Excerpt provided:
++++

Kevin Warsh, the End of QE, and the Great AI Divide VIEW IN BROWSER  Markets love to pretend that personnel changes don’t matter. “The institution is bigger than the individual.” That’s usually true – until policy tools change, not just policy rates. And the nomination of Kevin Warsh as the next board chair of the U.S. Federal Reserve has the feel of one of those moments where something actually does change. Not overnight but directionally – and in ways that matter enormously for how capital gets allocated over the next decade… Because Warsh doesn’t just represent a different rate path. He represents a potential regime shift away from quantitative easing (QE) as the default market backstop. And if that happens – even partially – the single most actionable investment implication today isn’t “rates up” or “rates down.” It’s whether the market continues to subsidize long-duration stories – or forces investors to get paid sooner. And that’s why the AI market is about to split in two. Welcome to the Great AI Divide. Kevin Warsh’s Federal Reserve Vision: Less QE, More Market Discipline Strip away the hot takes and caricatures, and Warsh’s worldview is surprisingly coherent. He is: - Not reflexively anti-rate cuts
- Deeply skeptical of QE and balance-sheet expansion
- Highly sensitive to term premia, market distortions, and asset-price inflation
- Openly critical of the idea that the Fed should permanently suppress long-term yields
In other words, Warsh is not saying, “Tighten policy at all costs.” He’s saying, “Stop engineering asset prices via the balance sheet, and let markets do more of the work.” That’s an important distinction. Under a Warsh-style framework, it is entirely plausible that we see rate cuts at the short end alongside an abandonment of large-scale QE efforts. That would mean a smaller, more disciplined Fed balance sheet where long-term rates are set more by markets than by the Fed’s intervention. That structure – cuts without QE – is not the regime investors have been trained on for the past 15 years. And markets will have to re-learn how to price assets in it. Why a Shift Away From QE Changes Asset Pricing Most investors think QE was just “extra stimulus.” But that’s not quite right. Rate cuts affect borrowing costs. QE changes what assets are worth by removing duration risk from the market entirely. It doesn’t just lower rates – it rewrites the discount curve. QE did three deeply important things: - It crushed the term premium – the extra return investors normally demand for tying up capital long-term – effectively de-risking long-dated assets.

++++

Dataset content:
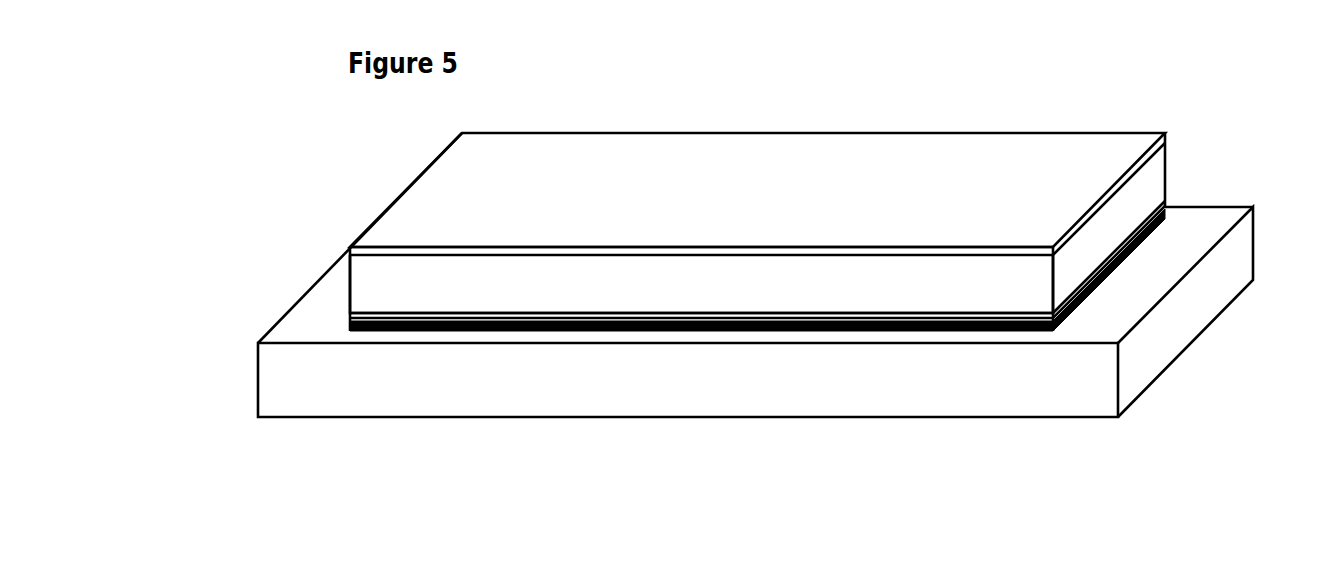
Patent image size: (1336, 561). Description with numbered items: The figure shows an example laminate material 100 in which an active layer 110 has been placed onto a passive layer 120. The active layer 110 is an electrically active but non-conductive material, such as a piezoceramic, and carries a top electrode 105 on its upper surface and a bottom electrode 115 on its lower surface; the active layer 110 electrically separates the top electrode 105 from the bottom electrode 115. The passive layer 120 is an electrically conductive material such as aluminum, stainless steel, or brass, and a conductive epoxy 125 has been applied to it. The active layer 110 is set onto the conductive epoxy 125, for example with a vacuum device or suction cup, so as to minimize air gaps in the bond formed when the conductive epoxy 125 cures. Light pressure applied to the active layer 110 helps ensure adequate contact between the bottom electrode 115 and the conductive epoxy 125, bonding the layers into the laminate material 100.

++++

Challenge:
In the article on Kevin Warsh and the end of QE, what does QE remove from the market entirely?

Answer for the task:
Duration risk.